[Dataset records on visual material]
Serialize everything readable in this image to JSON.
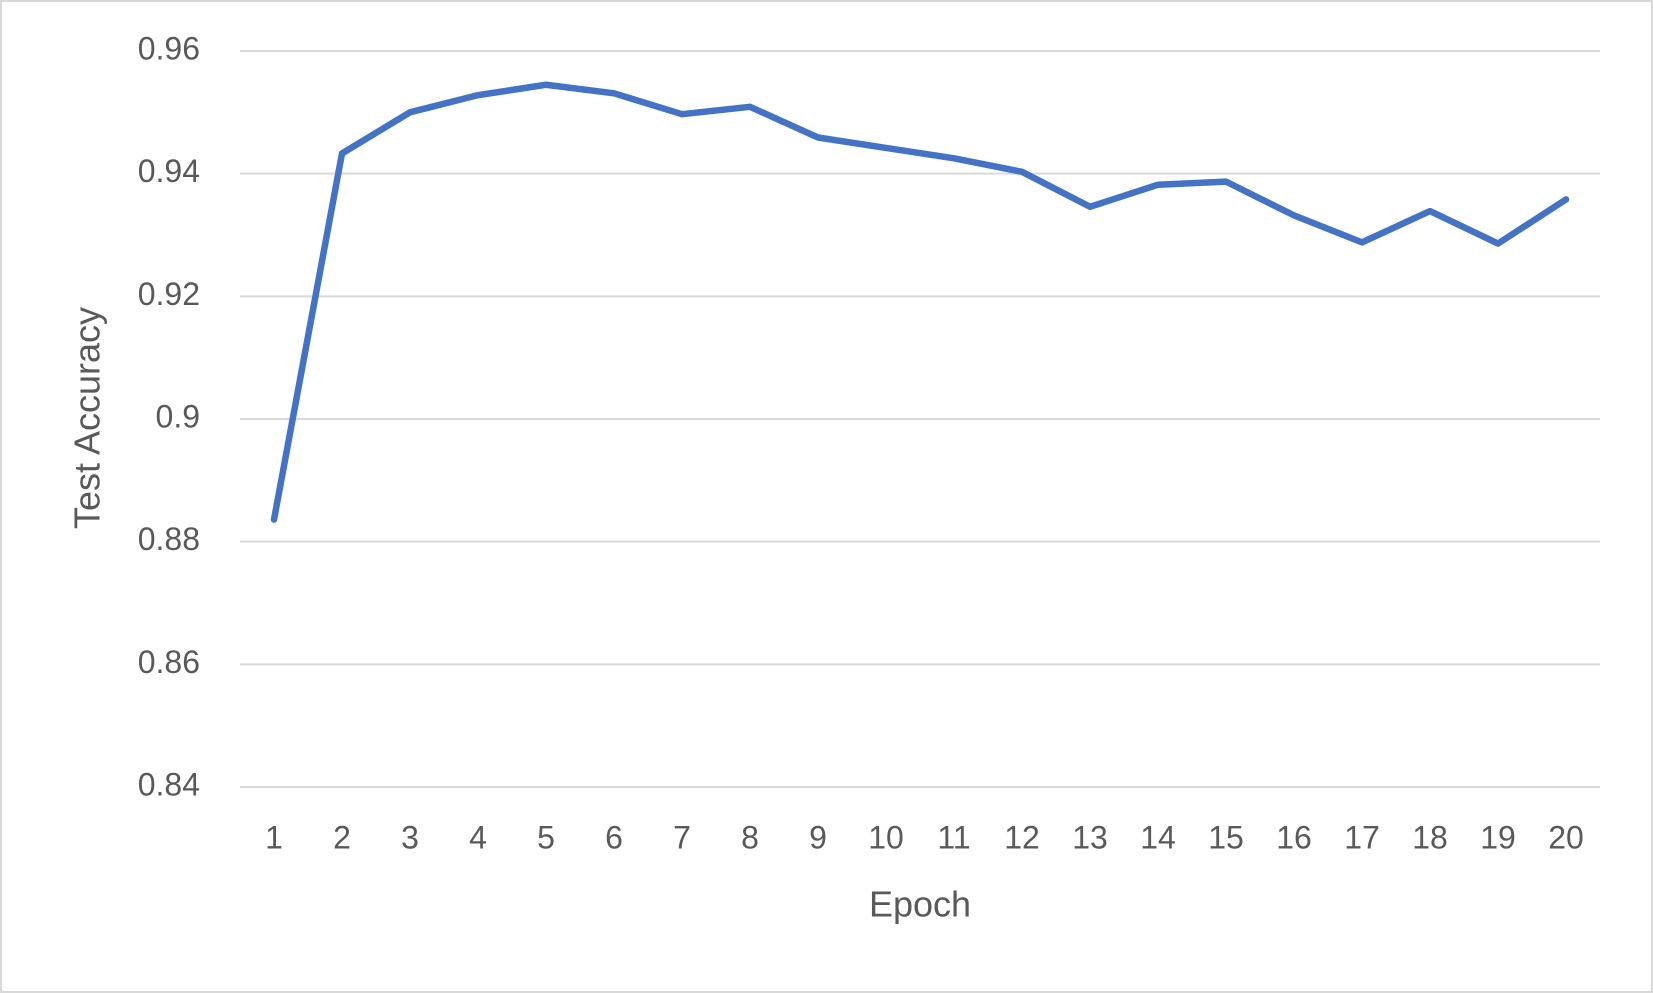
{
  "chart_data": {
    "type": "line",
    "x_label": "Epoch",
    "y_label": "Test Accuracy",
    "categories": [
      "1",
      "2",
      "3",
      "4",
      "5",
      "6",
      "7",
      "8",
      "9",
      "10",
      "11",
      "12",
      "13",
      "14",
      "15",
      "16",
      "17",
      "18",
      "19",
      "20"
    ],
    "values": [
      0.8836,
      0.9433,
      0.95,
      0.9528,
      0.9545,
      0.9531,
      0.9497,
      0.9509,
      0.9459,
      0.9442,
      0.9425,
      0.9403,
      0.9346,
      0.9382,
      0.9387,
      0.9332,
      0.9288,
      0.9339,
      0.9286,
      0.9358
    ],
    "color": "#4472c4",
    "ylim": [
      0.84,
      0.96
    ],
    "yticks": [
      0.84,
      0.86,
      0.88,
      0.9,
      0.92,
      0.94,
      0.96
    ],
    "grid": true
  }
}
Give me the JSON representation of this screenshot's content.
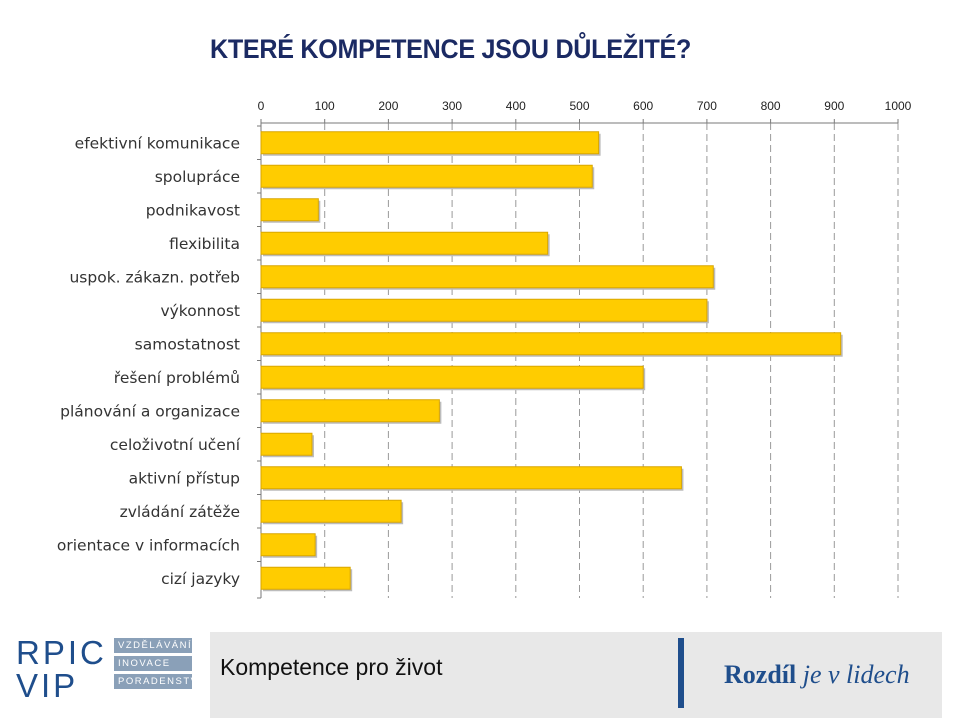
{
  "title": "KTERÉ KOMPETENCE JSOU DŮLEŽITÉ?",
  "chart_data": {
    "type": "bar",
    "orientation": "horizontal",
    "categories": [
      "efektivní komunikace",
      "spolupráce",
      "podnikavost",
      "flexibilita",
      "uspok. zákazn. potřeb",
      "výkonnost",
      "samostatnost",
      "řešení problémů",
      "plánování a organizace",
      "celoživotní učení",
      "aktivní přístup",
      "zvládání zátěže",
      "orientace v informacích",
      "cizí jazyky"
    ],
    "values": [
      530,
      520,
      90,
      450,
      710,
      700,
      910,
      600,
      280,
      80,
      660,
      220,
      85,
      140
    ],
    "xlim": [
      0,
      1000
    ],
    "ticks": [
      "0",
      "100",
      "200",
      "300",
      "400",
      "500",
      "600",
      "700",
      "800",
      "900",
      "1000"
    ],
    "tick_values": [
      0,
      100,
      200,
      300,
      400,
      500,
      600,
      700,
      800,
      900,
      1000
    ],
    "axis_position": "top",
    "grid": true,
    "bar_color": "#FFCC00",
    "bar_edge_color": "#D9A600"
  },
  "footer": {
    "logo_word_top": "RPIC",
    "logo_word_bottom": "VIP",
    "logo_tags": [
      "VZDĚLÁVÁNÍ",
      "INOVACE",
      "PORADENSTVÍ"
    ],
    "left_text": "Kompetence pro život",
    "right_text_bold": "Rozdíl",
    "right_text_italic": " je v lidech",
    "brand_color": "#1f4e8c"
  }
}
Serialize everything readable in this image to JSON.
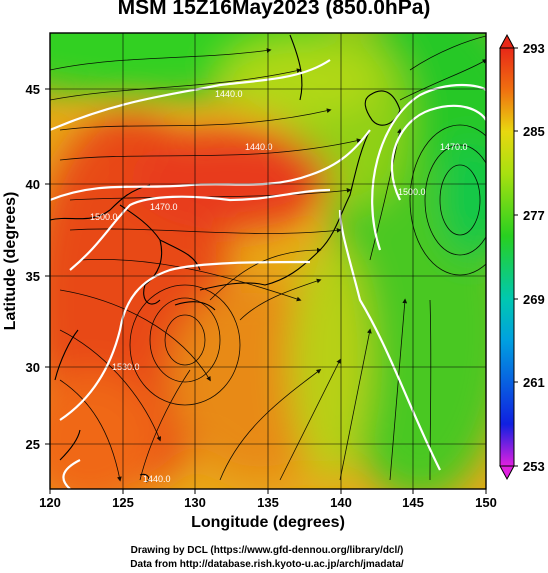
{
  "title": "MSM 15Z16May2023 (850.0hPa)",
  "xlabel": "Longitude (degrees)",
  "ylabel": "Latitude  (degrees)",
  "credits": {
    "line1": "Drawing by DCL (https://www.gfd-dennou.org/library/dcl/)",
    "line2": "Data from http://database.rish.kyoto-u.ac.jp/arch/jmadata/"
  },
  "map": {
    "lon_range": [
      120,
      150
    ],
    "lat_range": [
      22.4,
      47.6
    ],
    "x_ticks": [
      "120",
      "125",
      "130",
      "135",
      "140",
      "145",
      "150"
    ],
    "y_ticks": [
      "25",
      "30",
      "35",
      "40",
      "45"
    ],
    "contour_labels": [
      "1440.0",
      "1440.0",
      "1500.0",
      "1470.0",
      "1530.0",
      "1500.0",
      "1470.0",
      "1440.0"
    ],
    "colorbar": {
      "ticks": [
        "253",
        "261",
        "269",
        "277",
        "285",
        "293"
      ],
      "unit_range": [
        253,
        293
      ]
    }
  },
  "chart_data": {
    "type": "heatmap",
    "title": "MSM 15Z16May2023 (850.0hPa)",
    "xlabel": "Longitude (degrees)",
    "ylabel": "Latitude  (degrees)",
    "xlim": [
      120,
      150
    ],
    "ylim": [
      22.4,
      47.6
    ],
    "colorbar_range": [
      253,
      293
    ],
    "colorbar_ticks": [
      253,
      261,
      269,
      277,
      285,
      293
    ],
    "colors": {
      "warm_core": "#e83a1c",
      "orange": "#f08a10",
      "yellow": "#e8d810",
      "green": "#28d020",
      "cyan": "#00c8e0",
      "blue": "#1020e0",
      "magenta": "#e020e0"
    }
  }
}
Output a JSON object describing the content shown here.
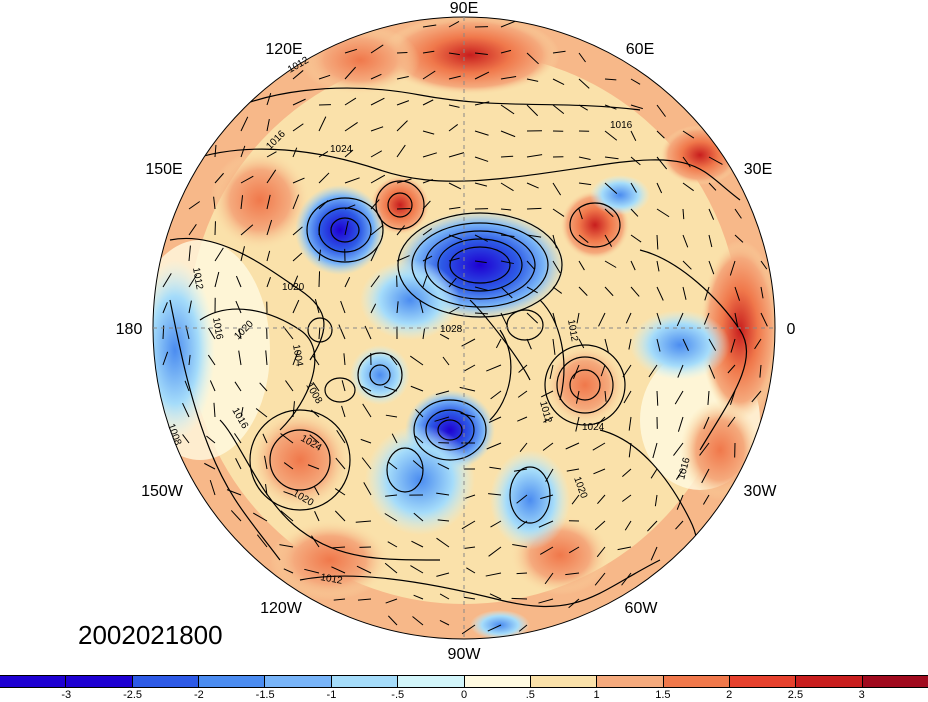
{
  "timestamp": "2002021800",
  "projection": "polar-stereographic-north",
  "longitude_labels": [
    {
      "id": "90E",
      "text": "90E"
    },
    {
      "id": "60E",
      "text": "60E"
    },
    {
      "id": "30E",
      "text": "30E"
    },
    {
      "id": "0",
      "text": "0"
    },
    {
      "id": "30W",
      "text": "30W"
    },
    {
      "id": "60W",
      "text": "60W"
    },
    {
      "id": "90W",
      "text": "90W"
    },
    {
      "id": "120W",
      "text": "120W"
    },
    {
      "id": "150W",
      "text": "150W"
    },
    {
      "id": "180",
      "text": "180"
    },
    {
      "id": "150E",
      "text": "150E"
    },
    {
      "id": "120E",
      "text": "120E"
    }
  ],
  "contour_labels": [
    "1012",
    "1016",
    "1024",
    "1020",
    "1016",
    "1012",
    "1016",
    "1020",
    "1004",
    "1008",
    "1028",
    "1012",
    "1024",
    "1020",
    "1008",
    "1016",
    "1024",
    "1020",
    "1016",
    "1012",
    "1012"
  ],
  "colorbar": {
    "colors": [
      "#1e00d2",
      "#2d5ae6",
      "#4b8cf0",
      "#78b4f8",
      "#a5dcfa",
      "#d2f5fa",
      "#fffae1",
      "#fae1aa",
      "#f5aa7d",
      "#f0784b",
      "#e6412d",
      "#c81e1e",
      "#a00a1e"
    ],
    "labels": [
      "-3",
      "-2.5",
      "-2",
      "-1.5",
      "-1",
      "-.5",
      "0",
      ".5",
      "1",
      "1.5",
      "2",
      "2.5",
      "3"
    ]
  },
  "colors": {
    "strong_negative": "#1e00d2",
    "negative": "#4b8cf0",
    "weak_negative": "#a5dcfa",
    "neutral": "#fffae1",
    "weak_positive": "#fae1aa",
    "positive": "#f0784b",
    "strong_positive": "#c81e1e"
  }
}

GIVEN EXERCISE: Take every line from the data that contains the word "Latitude".

TASK RESPONSE:
  "ylabel": "Latitude  (degrees)",
    "ylabel": "Latitude  (degrees)",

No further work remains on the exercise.